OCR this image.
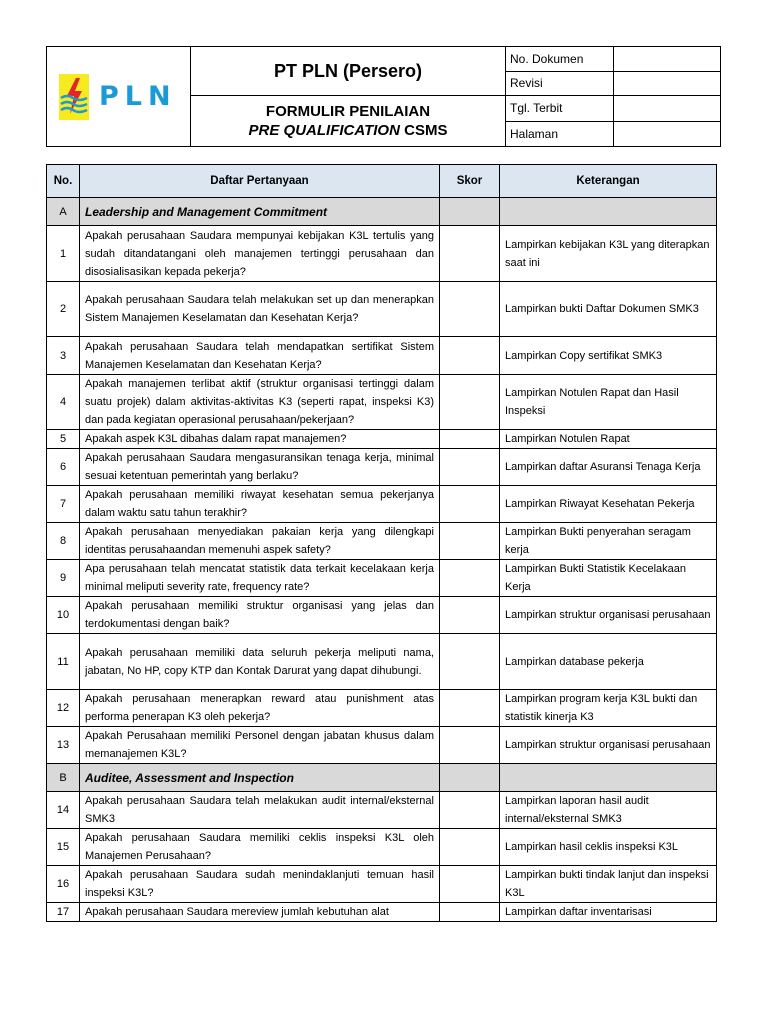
PLN	PT PLN (Persero)	No. Dokumen	
		Revisi	

	FORMULIR PENILAIAN
PRE QUALIFICATION CSMS	Tgl. Terbit	
		Halaman	
No.	Daftar Pertanyaan	Skor	Keterangan
A	Leadership and Management Commitment		
1	Apakah perusahaan Saudara mempunyai kebijakan K3L tertulis yang sudah ditandatangani oleh manajemen tertinggi perusahaan dan disosialisasikan kepada pekerja?		Lampirkan kebijakan K3L yang diterapkan saat ini
2	Apakah perusahaan Saudara telah melakukan set up dan menerapkan Sistem Manajemen Keselamatan dan Kesehatan Kerja?		Lampirkan bukti Daftar Dokumen SMK3
3	Apakah perusahaan Saudara telah mendapatkan sertifikat Sistem Manajemen Keselamatan dan Kesehatan Kerja?		Lampirkan Copy sertifikat SMK3
4	Apakah manajemen terlibat aktif (struktur organisasi tertinggi dalam suatu projek) dalam aktivitas-aktivitas K3 (seperti rapat, inspeksi K3) dan pada kegiatan operasional perusahaan/pekerjaan?		Lampirkan Notulen Rapat dan Hasil Inspeksi
5	Apakah aspek K3L dibahas dalam rapat manajemen?		Lampirkan Notulen Rapat
6	Apakah perusahaan Saudara mengasuransikan tenaga kerja, minimal sesuai ketentuan pemerintah yang berlaku?		Lampirkan daftar Asuransi Tenaga Kerja
7	Apakah perusahaan memiliki riwayat kesehatan semua pekerjanya dalam waktu satu tahun terakhir?		Lampirkan Riwayat Kesehatan Pekerja
8	Apakah perusahaan menyediakan pakaian kerja yang dilengkapi identitas perusahaandan memenuhi aspek safety?		Lampirkan Bukti penyerahan seragam kerja
9	Apa perusahaan telah mencatat statistik data terkait kecelakaan kerja minimal meliputi severity rate, frequency rate?		Lampirkan Bukti Statistik Kecelakaan Kerja
10	Apakah perusahaan memiliki struktur organisasi yang jelas dan terdokumentasi dengan baik?		Lampirkan struktur organisasi perusahaan
11	Apakah perusahaan memiliki data seluruh pekerja meliputi nama, jabatan, No HP, copy KTP dan Kontak Darurat yang dapat dihubungi.		Lampirkan database pekerja
12	Apakah perusahaan menerapkan reward atau punishment atas performa penerapan K3 oleh pekerja?		Lampirkan program kerja K3L bukti dan statistik kinerja K3
13	Apakah Perusahaan memiliki Personel dengan jabatan khusus dalam memanajemen K3L?		Lampirkan struktur organisasi perusahaan
B	Auditee, Assessment and Inspection		
14	Apakah perusahaan Saudara telah melakukan audit internal/eksternal SMK3		Lampirkan laporan hasil audit internal/eksternal SMK3
15	Apakah perusahaan Saudara memiliki ceklis inspeksi K3L oleh Manajemen Perusahaan?		Lampirkan hasil ceklis inspeksi K3L
16	Apakah perusahaan Saudara sudah menindaklanjuti temuan hasil inspeksi K3L?		Lampirkan bukti tindak lanjut dan inspeksi K3L
17	Apakah perusahaan Saudara mereview jumlah kebutuhan alat		Lampirkan daftar inventarisasi
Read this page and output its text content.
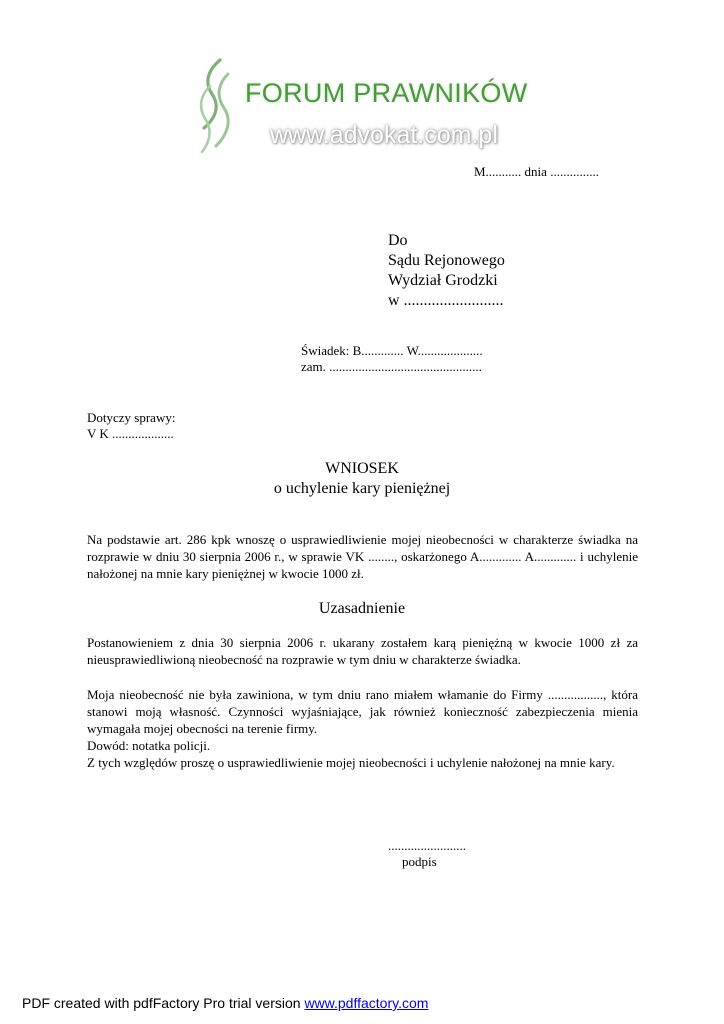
FORUM PRAWNIKÓW
www.advokat.com.pl
M........... dnia ...............
Do
Sądu Rejonowego
Wydział Grodzki
w .........................
Świadek: B............. W....................
zam. ...............................................
Dotyczy sprawy:
V K ...................
WNIOSEK
o uchylenie kary pieniężnej
Na podstawie art. 286 kpk wnoszę o usprawiedliwienie mojej nieobecności w charakterze świadka na rozprawie w dniu 30 sierpnia 2006 r., w sprawie VK ........, oskarżonego A............. A............. i uchylenie nałożonej na mnie kary pieniężnej w kwocie 1000 zł.
Uzasadnienie
Postanowieniem z dnia 30 sierpnia 2006 r. ukarany zostałem karą pieniężną w kwocie 1000 zł za nieusprawiedliwioną nieobecność na rozprawie w tym dniu w charakterze świadka.
Moja nieobecność nie była zawiniona, w tym dniu rano miałem włamanie do Firmy ................., która stanowi moją własność. Czynności wyjaśniające, jak również konieczność zabezpieczenia mienia wymagała mojej obecności na terenie firmy.
Dowód: notatka policji.
Z tych względów proszę o usprawiedliwienie mojej nieobecności i uchylenie nałożonej na mnie kary.
........................
podpis
PDF created with pdfFactory Pro trial version www.pdffactory.com
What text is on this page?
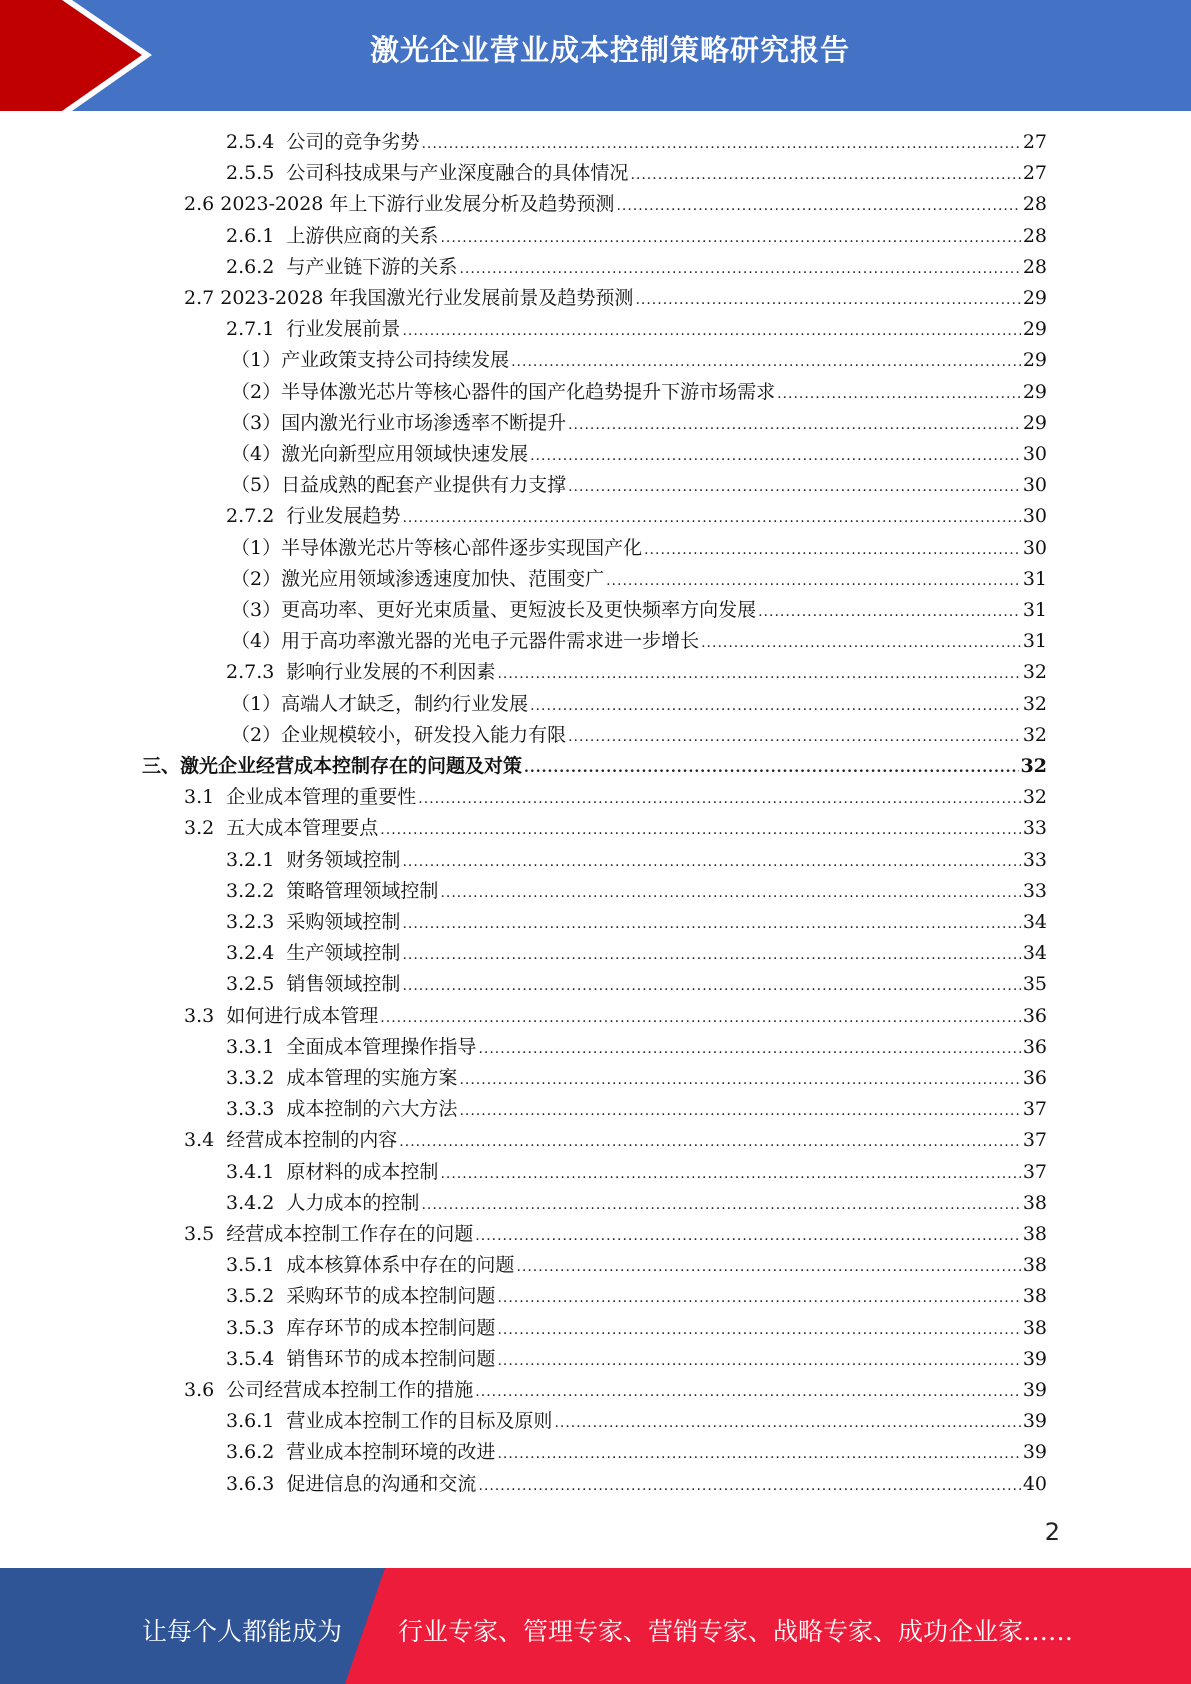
激光企业营业成本控制策略研究报告
2.5.4  公司的竞争劣势 .....	27
2.5.5  公司科技成果与产业深度融合的具体情况 .....	27
2.6 2023-2028 年上下游行业发展分析及趋势预测 .....	28
2.6.1  上游供应商的关系 .....	28
2.6.2  与产业链下游的关系 .....	28
2.7 2023-2028 年我国激光行业发展前景及趋势预测 .....	29
2.7.1  行业发展前景 .....	29
（1）产业政策支持公司持续发展 .....	29
（2）半导体激光芯片等核心器件的国产化趋势提升下游市场需求 .....	29
（3）国内激光行业市场渗透率不断提升 .....	29
（4）激光向新型应用领域快速发展 .....	30
（5）日益成熟的配套产业提供有力支撑 .....	30
2.7.2  行业发展趋势 .....	30
（1）半导体激光芯片等核心部件逐步实现国产化 .....	30
（2）激光应用领域渗透速度加快、范围变广 .....	31
（3）更高功率、更好光束质量、更短波长及更快频率方向发展 .....	31
（4）用于高功率激光器的光电子元器件需求进一步增长 .....	31
2.7.3  影响行业发展的不利因素 .....	32
（1）高端人才缺乏，制约行业发展 .....	32
（2）企业规模较小，研发投入能力有限 .....	32
三、激光企业经营成本控制存在的问题及对策 .....	32
3.1  企业成本管理的重要性 .....	32
3.2  五大成本管理要点 .....	33
3.2.1  财务领域控制 .....	33
3.2.2  策略管理领域控制 .....	33
3.2.3  采购领域控制 .....	34
3.2.4  生产领域控制 .....	34
3.2.5  销售领域控制 .....	35
3.3  如何进行成本管理 .....	36
3.3.1  全面成本管理操作指导 .....	36
3.3.2  成本管理的实施方案 .....	36
3.3.3  成本控制的六大方法 .....	37
3.4  经营成本控制的内容 .....	37
3.4.1  原材料的成本控制 .....	37
3.4.2  人力成本的控制 .....	38
3.5  经营成本控制工作存在的问题 .....	38
3.5.1  成本核算体系中存在的问题 .....	38
3.5.2  采购环节的成本控制问题 .....	38
3.5.3  库存环节的成本控制问题 .....	38
3.5.4  销售环节的成本控制问题 .....	39
3.6  公司经营成本控制工作的措施 .....	39
3.6.1  营业成本控制工作的目标及原则 .....	39
3.6.2  营业成本控制环境的改进 .....	39
3.6.3  促进信息的沟通和交流 .....	40
2
让每个人都能成为 行业专家、管理专家、营销专家、战略专家、成功企业家……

→ **Exercise**
Find how many lines in the records contain the string "rozprawie", then give the number alone.

→ **Response to this exercise**
2